Brief: Filter this data down to the lines that hold "dots", and copy them.

Excerpted data:
— start —
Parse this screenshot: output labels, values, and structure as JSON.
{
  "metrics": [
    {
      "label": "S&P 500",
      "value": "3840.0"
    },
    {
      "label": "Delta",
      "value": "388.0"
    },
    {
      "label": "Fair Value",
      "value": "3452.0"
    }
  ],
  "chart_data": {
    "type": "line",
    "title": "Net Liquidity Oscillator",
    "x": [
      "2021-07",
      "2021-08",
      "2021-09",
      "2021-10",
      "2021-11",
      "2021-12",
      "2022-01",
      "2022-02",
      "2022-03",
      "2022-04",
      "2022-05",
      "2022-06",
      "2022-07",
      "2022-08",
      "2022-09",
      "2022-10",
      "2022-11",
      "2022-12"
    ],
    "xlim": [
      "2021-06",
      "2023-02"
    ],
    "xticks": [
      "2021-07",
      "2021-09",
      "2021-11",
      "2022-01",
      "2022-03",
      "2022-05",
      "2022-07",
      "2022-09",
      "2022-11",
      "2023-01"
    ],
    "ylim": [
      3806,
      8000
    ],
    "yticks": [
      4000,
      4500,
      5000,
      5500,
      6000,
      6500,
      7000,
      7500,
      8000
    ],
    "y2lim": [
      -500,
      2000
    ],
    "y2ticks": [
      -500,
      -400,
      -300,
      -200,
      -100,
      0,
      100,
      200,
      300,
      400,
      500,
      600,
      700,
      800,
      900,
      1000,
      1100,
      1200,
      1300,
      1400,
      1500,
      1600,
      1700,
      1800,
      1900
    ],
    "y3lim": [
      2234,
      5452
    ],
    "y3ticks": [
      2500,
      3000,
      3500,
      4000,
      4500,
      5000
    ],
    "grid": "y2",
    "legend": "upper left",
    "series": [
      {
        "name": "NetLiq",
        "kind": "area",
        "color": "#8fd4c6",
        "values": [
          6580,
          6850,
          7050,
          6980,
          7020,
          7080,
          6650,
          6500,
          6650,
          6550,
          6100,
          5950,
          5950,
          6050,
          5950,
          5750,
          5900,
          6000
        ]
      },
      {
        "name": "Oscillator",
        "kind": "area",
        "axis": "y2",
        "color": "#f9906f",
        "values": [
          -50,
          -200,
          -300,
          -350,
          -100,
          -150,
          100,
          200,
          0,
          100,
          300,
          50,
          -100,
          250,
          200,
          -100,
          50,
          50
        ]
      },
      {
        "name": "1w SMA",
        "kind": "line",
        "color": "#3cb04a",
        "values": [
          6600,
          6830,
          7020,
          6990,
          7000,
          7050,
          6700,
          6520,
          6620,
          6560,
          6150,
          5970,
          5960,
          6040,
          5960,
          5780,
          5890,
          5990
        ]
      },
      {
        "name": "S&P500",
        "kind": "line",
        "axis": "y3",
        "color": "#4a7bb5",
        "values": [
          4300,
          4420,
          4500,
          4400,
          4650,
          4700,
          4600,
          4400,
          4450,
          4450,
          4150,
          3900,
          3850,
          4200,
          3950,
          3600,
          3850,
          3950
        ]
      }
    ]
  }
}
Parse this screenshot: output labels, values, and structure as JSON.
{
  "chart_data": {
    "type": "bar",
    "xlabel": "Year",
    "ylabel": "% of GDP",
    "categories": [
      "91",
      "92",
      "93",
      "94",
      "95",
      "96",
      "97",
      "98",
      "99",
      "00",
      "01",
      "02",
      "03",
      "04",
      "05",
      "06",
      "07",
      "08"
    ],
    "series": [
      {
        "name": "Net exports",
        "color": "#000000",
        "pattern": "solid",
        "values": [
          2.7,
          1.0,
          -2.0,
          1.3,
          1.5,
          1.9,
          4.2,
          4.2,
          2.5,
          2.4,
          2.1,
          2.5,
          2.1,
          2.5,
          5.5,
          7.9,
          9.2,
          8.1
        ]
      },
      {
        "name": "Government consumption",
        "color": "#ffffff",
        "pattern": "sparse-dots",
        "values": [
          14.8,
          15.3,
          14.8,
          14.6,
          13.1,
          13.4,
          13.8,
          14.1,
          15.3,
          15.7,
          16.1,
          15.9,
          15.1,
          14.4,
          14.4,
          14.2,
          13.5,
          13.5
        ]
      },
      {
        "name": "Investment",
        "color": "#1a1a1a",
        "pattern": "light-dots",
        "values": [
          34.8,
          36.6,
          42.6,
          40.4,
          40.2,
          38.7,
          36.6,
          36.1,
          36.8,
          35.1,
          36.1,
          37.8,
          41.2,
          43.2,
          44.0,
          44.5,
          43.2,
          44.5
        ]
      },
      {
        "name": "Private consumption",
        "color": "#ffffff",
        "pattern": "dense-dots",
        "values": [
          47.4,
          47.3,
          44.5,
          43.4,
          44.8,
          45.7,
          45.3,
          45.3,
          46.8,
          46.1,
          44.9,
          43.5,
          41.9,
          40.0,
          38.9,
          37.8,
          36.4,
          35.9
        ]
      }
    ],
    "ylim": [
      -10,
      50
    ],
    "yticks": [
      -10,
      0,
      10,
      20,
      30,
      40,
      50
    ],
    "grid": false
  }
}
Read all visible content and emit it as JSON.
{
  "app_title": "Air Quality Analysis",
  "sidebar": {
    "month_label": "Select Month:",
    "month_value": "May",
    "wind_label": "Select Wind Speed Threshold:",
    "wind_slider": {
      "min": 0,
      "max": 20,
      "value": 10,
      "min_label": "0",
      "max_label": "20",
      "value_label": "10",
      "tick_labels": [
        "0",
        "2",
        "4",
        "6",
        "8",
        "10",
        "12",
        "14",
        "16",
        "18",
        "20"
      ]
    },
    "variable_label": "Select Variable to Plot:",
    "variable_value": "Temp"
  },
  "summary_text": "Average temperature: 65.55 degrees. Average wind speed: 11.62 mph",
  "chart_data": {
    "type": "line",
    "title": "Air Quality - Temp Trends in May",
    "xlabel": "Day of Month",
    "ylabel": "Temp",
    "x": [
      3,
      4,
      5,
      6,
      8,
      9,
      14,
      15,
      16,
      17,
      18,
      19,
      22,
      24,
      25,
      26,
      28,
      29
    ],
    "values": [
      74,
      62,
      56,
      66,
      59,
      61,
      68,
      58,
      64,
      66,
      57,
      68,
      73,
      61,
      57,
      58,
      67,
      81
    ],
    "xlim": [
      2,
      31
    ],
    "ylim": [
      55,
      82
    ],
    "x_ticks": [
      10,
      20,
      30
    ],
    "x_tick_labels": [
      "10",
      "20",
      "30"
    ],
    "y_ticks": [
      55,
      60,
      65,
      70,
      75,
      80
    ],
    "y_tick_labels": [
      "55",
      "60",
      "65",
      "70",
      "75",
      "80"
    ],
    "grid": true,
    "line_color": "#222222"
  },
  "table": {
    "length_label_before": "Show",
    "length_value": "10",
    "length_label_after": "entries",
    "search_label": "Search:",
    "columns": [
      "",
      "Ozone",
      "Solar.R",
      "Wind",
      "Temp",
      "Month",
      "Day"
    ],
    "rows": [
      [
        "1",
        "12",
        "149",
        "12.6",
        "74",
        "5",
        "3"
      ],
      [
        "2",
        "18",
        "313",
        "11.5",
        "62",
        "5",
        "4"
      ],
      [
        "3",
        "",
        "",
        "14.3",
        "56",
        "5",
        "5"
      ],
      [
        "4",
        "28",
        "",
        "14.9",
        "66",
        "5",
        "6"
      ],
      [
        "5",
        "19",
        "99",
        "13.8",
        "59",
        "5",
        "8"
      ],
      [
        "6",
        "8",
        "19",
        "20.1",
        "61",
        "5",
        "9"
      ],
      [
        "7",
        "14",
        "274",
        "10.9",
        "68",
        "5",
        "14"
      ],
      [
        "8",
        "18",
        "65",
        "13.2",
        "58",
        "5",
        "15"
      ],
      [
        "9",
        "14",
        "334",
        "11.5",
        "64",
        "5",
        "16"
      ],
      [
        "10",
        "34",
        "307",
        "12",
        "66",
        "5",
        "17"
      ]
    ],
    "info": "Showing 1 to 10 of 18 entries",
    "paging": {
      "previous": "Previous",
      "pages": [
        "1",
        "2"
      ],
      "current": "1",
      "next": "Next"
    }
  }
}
— end —
Solution for this task:
        "pattern": "sparse-dots",
        "pattern": "light-dots",
        "pattern": "dense-dots",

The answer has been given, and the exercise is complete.